◆ **What is being asked**: The finished copy must match the records exactly, except that it contains no pictures.

Dataset records of page text:
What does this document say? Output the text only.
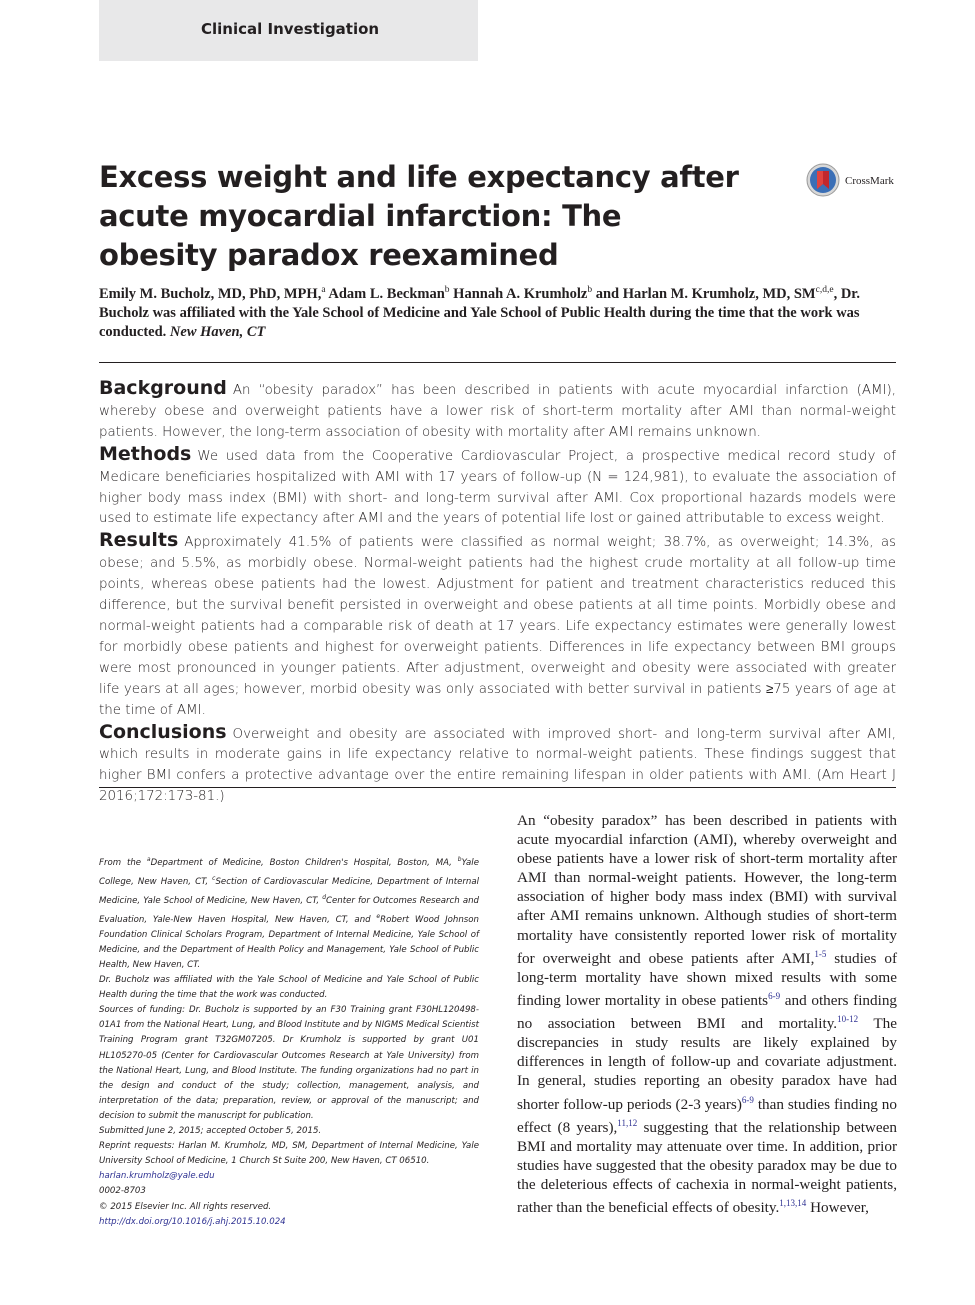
Clinical Investigation
Excess weight and life expectancy after acute myocardial infarction: The obesity paradox reexamined
CrossMark
Emily M. Bucholz, MD, PhD, MPH,$^a$ Adam L. Beckman$^b$ Hannah A. Krumholz$^b$ and Harlan M. Krumholz, MD, SM$^{c,d,e}$, Dr. Bucholz was affiliated with the Yale School of Medicine and Yale School of Public Health during the time that the work was conducted. New Haven, CT

Background An “obesity paradox” has been described in patients with acute myocardial infarction (AMI), whereby obese and overweight patients have a lower risk of short-term mortality after AMI than normal-weight patients. However, the long-term association of obesity with mortality after AMI remains unknown.

Methods We used data from the Cooperative Cardiovascular Project, a prospective medical record study of Medicare beneficiaries hospitalized with AMI with 17 years of follow-up (N = 124,981), to evaluate the association of higher body mass index (BMI) with short- and long-term survival after AMI. Cox proportional hazards models were used to estimate life expectancy after AMI and the years of potential life lost or gained attributable to excess weight.

Results Approximately 41.5% of patients were classified as normal weight; 38.7%, as overweight; 14.3%, as obese; and 5.5%, as morbidly obese. Normal-weight patients had the highest crude mortality at all follow-up time points, whereas obese patients had the lowest. Adjustment for patient and treatment characteristics reduced this difference, but the survival benefit persisted in overweight and obese patients at all time points. Morbidly obese and normal-weight patients had a comparable risk of death at 17 years. Life expectancy estimates were generally lowest for morbidly obese patients and highest for overweight patients. Differences in life expectancy between BMI groups were most pronounced in younger patients. After adjustment, overweight and obesity were associated with greater life years at all ages; however, morbid obesity was only associated with better survival in patients ≥75 years of age at the time of AMI.

Conclusions Overweight and obesity are associated with improved short- and long-term survival after AMI, which results in moderate gains in life expectancy relative to normal-weight patients. These findings suggest that higher BMI confers a protective advantage over the entire remaining lifespan in older patients with AMI. (Am Heart J 2016;172:173-81.)

From the $^a$Department of Medicine, Boston Children's Hospital, Boston, MA, $^b$Yale College, New Haven, CT, $^c$Section of Cardiovascular Medicine, Department of Internal Medicine, Yale School of Medicine, New Haven, CT, $^d$Center for Outcomes Research and Evaluation, Yale-New Haven Hospital, New Haven, CT, and $^e$Robert Wood Johnson Foundation Clinical Scholars Program, Department of Internal Medicine, Yale School of Medicine, and the Department of Health Policy and Management, Yale School of Public Health, New Haven, CT.

Dr. Bucholz was affiliated with the Yale School of Medicine and Yale School of Public Health during the time that the work was conducted.

Sources of funding: Dr. Bucholz is supported by an F30 Training grant F30HL120498-01A1 from the National Heart, Lung, and Blood Institute and by NIGMS Medical Scientist Training Program grant T32GM07205. Dr Krumholz is supported by grant U01 HL105270-05 (Center for Cardiovascular Outcomes Research at Yale University) from the National Heart, Lung, and Blood Institute. The funding organizations had no part in the design and conduct of the study; collection, management, analysis, and interpretation of the data; preparation, review, or approval of the manuscript; and decision to submit the manuscript for publication.

Submitted June 2, 2015; accepted October 5, 2015.

Reprint requests: Harlan M. Krumholz, MD, SM, Department of Internal Medicine, Yale University School of Medicine, 1 Church St Suite 200, New Haven, CT 06510.

harlan.krumholz@yale.edu

0002-8703

© 2015 Elsevier Inc. All rights reserved.

http://dx.doi.org/10.1016/j.ahj.2015.10.024

An “obesity paradox” has been described in patients with acute myocardial infarction (AMI), whereby overweight and obese patients have a lower risk of short-term mortality after AMI than normal-weight patients. However, the long-term association of higher body mass index (BMI) with survival after AMI remains unknown. Although studies of short-term mortality have consistently reported lower risk of mortality for overweight and obese patients after AMI,$^{1-5}$ studies of long-term mortality have shown mixed results with some finding lower mortality in obese patients$^{6-9}$ and others finding no association between BMI and mortality.$^{10-12}$ The discrepancies in study results are likely explained by differences in length of follow-up and covariate adjustment. In general, studies reporting an obesity paradox have had shorter follow-up periods (2-3 years)$^{6-9}$ than studies finding no effect (8 years),$^{11,12}$ suggesting that the relationship between BMI and mortality may attenuate over time. In addition, prior studies have suggested that the obesity paradox may be due to the deleterious effects of cachexia in normal-weight patients, rather than the beneficial effects of obesity.$^{1,13,14}$ However,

◆ **Response**:
What does this document say? Output the text only.
Clinical Investigation
Excess weight and life expectancy after acute myocardial infarction: The obesity paradox reexamined
CrossMark
Emily M. Bucholz, MD, PhD, MPH,$^a$ Adam L. Beckman$^b$ Hannah A. Krumholz$^b$ and Harlan M. Krumholz, MD, SM$^{c,d,e}$, Dr. Bucholz was affiliated with the Yale School of Medicine and Yale School of Public Health during the time that the work was conducted. New Haven, CT

Background An “obesity paradox” has been described in patients with acute myocardial infarction (AMI), whereby obese and overweight patients have a lower risk of short-term mortality after AMI than normal-weight patients. However, the long-term association of obesity with mortality after AMI remains unknown.

Methods We used data from the Cooperative Cardiovascular Project, a prospective medical record study of Medicare beneficiaries hospitalized with AMI with 17 years of follow-up (N = 124,981), to evaluate the association of higher body mass index (BMI) with short- and long-term survival after AMI. Cox proportional hazards models were used to estimate life expectancy after AMI and the years of potential life lost or gained attributable to excess weight.

Results Approximately 41.5% of patients were classified as normal weight; 38.7%, as overweight; 14.3%, as obese; and 5.5%, as morbidly obese. Normal-weight patients had the highest crude mortality at all follow-up time points, whereas obese patients had the lowest. Adjustment for patient and treatment characteristics reduced this difference, but the survival benefit persisted in overweight and obese patients at all time points. Morbidly obese and normal-weight patients had a comparable risk of death at 17 years. Life expectancy estimates were generally lowest for morbidly obese patients and highest for overweight patients. Differences in life expectancy between BMI groups were most pronounced in younger patients. After adjustment, overweight and obesity were associated with greater life years at all ages; however, morbid obesity was only associated with better survival in patients ≥75 years of age at the time of AMI.

Conclusions Overweight and obesity are associated with improved short- and long-term survival after AMI, which results in moderate gains in life expectancy relative to normal-weight patients. These findings suggest that higher BMI confers a protective advantage over the entire remaining lifespan in older patients with AMI. (Am Heart J 2016;172:173-81.)

From the $^a$Department of Medicine, Boston Children's Hospital, Boston, MA, $^b$Yale College, New Haven, CT, $^c$Section of Cardiovascular Medicine, Department of Internal Medicine, Yale School of Medicine, New Haven, CT, $^d$Center for Outcomes Research and Evaluation, Yale-New Haven Hospital, New Haven, CT, and $^e$Robert Wood Johnson Foundation Clinical Scholars Program, Department of Internal Medicine, Yale School of Medicine, and the Department of Health Policy and Management, Yale School of Public Health, New Haven, CT.

Dr. Bucholz was affiliated with the Yale School of Medicine and Yale School of Public Health during the time that the work was conducted.

Sources of funding: Dr. Bucholz is supported by an F30 Training grant F30HL120498-01A1 from the National Heart, Lung, and Blood Institute and by NIGMS Medical Scientist Training Program grant T32GM07205. Dr Krumholz is supported by grant U01 HL105270-05 (Center for Cardiovascular Outcomes Research at Yale University) from the National Heart, Lung, and Blood Institute. The funding organizations had no part in the design and conduct of the study; collection, management, analysis, and interpretation of the data; preparation, review, or approval of the manuscript; and decision to submit the manuscript for publication.

Submitted June 2, 2015; accepted October 5, 2015.

Reprint requests: Harlan M. Krumholz, MD, SM, Department of Internal Medicine, Yale University School of Medicine, 1 Church St Suite 200, New Haven, CT 06510.

harlan.krumholz@yale.edu

0002-8703

© 2015 Elsevier Inc. All rights reserved.

http://dx.doi.org/10.1016/j.ahj.2015.10.024

An “obesity paradox” has been described in patients with acute myocardial infarction (AMI), whereby overweight and obese patients have a lower risk of short-term mortality after AMI than normal-weight patients. However, the long-term association of higher body mass index (BMI) with survival after AMI remains unknown. Although studies of short-term mortality have consistently reported lower risk of mortality for overweight and obese patients after AMI,$^{1-5}$ studies of long-term mortality have shown mixed results with some finding lower mortality in obese patients$^{6-9}$ and others finding no association between BMI and mortality.$^{10-12}$ The discrepancies in study results are likely explained by differences in length of follow-up and covariate adjustment. In general, studies reporting an obesity paradox have had shorter follow-up periods (2-3 years)$^{6-9}$ than studies finding no effect (8 years),$^{11,12}$ suggesting that the relationship between BMI and mortality may attenuate over time. In addition, prior studies have suggested that the obesity paradox may be due to the deleterious effects of cachexia in normal-weight patients, rather than the beneficial effects of obesity.$^{1,13,14}$ However,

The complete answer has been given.